TASK INPUT →
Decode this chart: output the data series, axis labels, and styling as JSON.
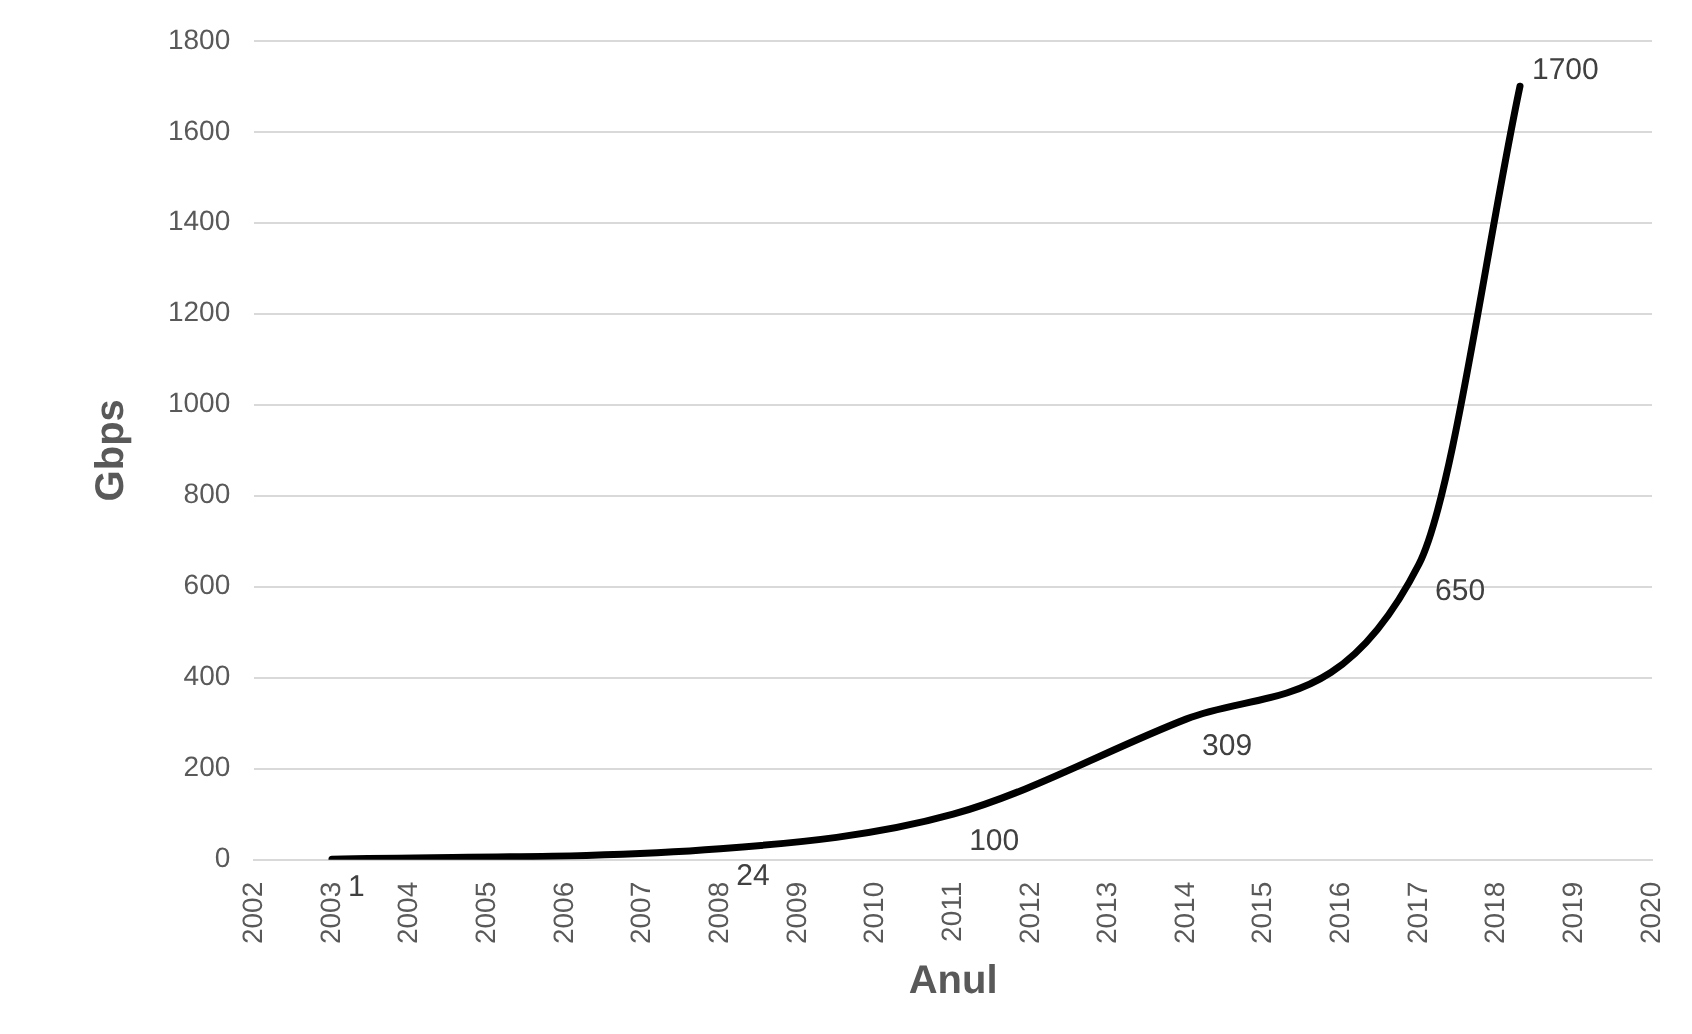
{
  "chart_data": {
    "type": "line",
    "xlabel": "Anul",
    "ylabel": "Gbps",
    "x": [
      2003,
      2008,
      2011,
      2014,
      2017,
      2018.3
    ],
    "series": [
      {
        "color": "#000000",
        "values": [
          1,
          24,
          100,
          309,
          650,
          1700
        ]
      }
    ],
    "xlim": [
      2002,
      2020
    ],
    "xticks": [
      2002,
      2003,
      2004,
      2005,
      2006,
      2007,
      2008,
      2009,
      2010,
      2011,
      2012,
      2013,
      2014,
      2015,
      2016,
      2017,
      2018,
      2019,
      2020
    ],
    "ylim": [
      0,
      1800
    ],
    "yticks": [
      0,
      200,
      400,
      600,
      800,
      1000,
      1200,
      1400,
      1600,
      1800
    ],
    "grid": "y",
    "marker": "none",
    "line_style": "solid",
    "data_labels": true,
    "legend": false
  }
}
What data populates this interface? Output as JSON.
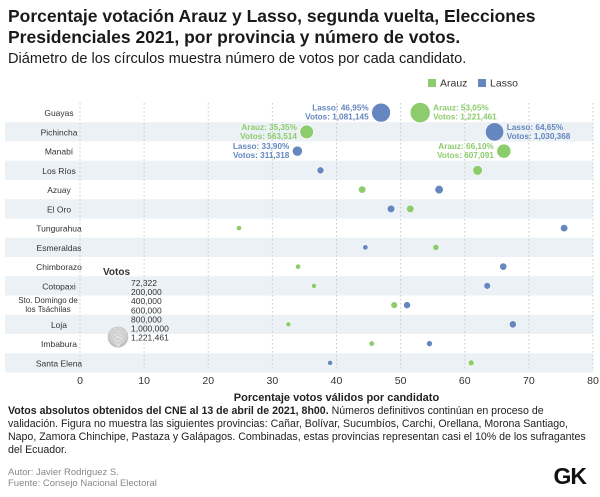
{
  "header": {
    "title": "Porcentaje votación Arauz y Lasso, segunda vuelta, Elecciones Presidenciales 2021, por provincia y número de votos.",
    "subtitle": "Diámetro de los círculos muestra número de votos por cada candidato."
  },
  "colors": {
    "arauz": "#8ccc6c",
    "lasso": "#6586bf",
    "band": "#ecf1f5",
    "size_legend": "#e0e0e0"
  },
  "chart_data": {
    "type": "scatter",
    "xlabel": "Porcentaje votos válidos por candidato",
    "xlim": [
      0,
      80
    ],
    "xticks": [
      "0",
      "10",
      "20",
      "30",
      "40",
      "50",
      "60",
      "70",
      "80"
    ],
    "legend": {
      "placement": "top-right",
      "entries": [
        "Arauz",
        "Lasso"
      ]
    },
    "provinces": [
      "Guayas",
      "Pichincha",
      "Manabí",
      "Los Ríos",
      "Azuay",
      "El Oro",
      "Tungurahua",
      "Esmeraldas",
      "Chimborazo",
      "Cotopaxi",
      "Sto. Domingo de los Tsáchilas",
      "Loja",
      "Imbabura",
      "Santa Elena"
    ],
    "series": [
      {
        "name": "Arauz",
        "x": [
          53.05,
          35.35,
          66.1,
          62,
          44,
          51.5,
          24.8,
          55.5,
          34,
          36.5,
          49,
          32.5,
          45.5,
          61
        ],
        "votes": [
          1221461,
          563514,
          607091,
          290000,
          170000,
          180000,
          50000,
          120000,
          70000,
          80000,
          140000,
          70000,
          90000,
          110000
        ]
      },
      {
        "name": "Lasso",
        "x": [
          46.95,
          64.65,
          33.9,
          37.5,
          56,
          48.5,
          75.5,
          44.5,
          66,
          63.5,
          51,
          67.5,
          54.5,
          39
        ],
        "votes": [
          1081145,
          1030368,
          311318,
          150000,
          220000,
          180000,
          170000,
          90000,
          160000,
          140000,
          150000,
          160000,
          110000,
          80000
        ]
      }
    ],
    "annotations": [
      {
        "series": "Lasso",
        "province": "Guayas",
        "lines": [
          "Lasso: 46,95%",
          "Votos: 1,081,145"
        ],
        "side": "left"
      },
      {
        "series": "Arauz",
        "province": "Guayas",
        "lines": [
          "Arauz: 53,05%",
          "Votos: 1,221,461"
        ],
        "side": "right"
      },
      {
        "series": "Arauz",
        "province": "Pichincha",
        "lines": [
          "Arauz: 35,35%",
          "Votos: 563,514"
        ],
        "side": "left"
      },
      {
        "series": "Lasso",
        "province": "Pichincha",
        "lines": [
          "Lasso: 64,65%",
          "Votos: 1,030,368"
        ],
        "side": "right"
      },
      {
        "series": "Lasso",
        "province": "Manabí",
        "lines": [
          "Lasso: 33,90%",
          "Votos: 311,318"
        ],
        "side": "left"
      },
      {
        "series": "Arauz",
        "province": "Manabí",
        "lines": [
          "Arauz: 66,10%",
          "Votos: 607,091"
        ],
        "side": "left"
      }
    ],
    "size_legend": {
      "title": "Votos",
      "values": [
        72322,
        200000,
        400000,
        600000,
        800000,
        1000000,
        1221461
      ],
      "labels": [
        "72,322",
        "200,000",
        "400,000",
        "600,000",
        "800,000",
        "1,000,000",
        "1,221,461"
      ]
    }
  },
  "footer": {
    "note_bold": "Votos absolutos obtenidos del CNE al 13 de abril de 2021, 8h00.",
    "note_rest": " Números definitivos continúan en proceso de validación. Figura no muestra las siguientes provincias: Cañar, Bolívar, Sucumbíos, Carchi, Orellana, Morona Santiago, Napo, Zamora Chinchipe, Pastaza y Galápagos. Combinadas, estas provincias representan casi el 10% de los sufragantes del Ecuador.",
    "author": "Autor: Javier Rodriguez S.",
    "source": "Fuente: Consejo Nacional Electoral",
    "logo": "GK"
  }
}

PROBLEM STATEMENT → Wherever the word "Porcentaje" occurs in a line of the listing, copy that line.

REPLY →
    "title": "Porcentaje votación Arauz y Lasso, segunda vuelta, Elecciones Presidenciales 2021, por provincia y número de votos.",
    "xlabel": "Porcentaje votos válidos por candidato",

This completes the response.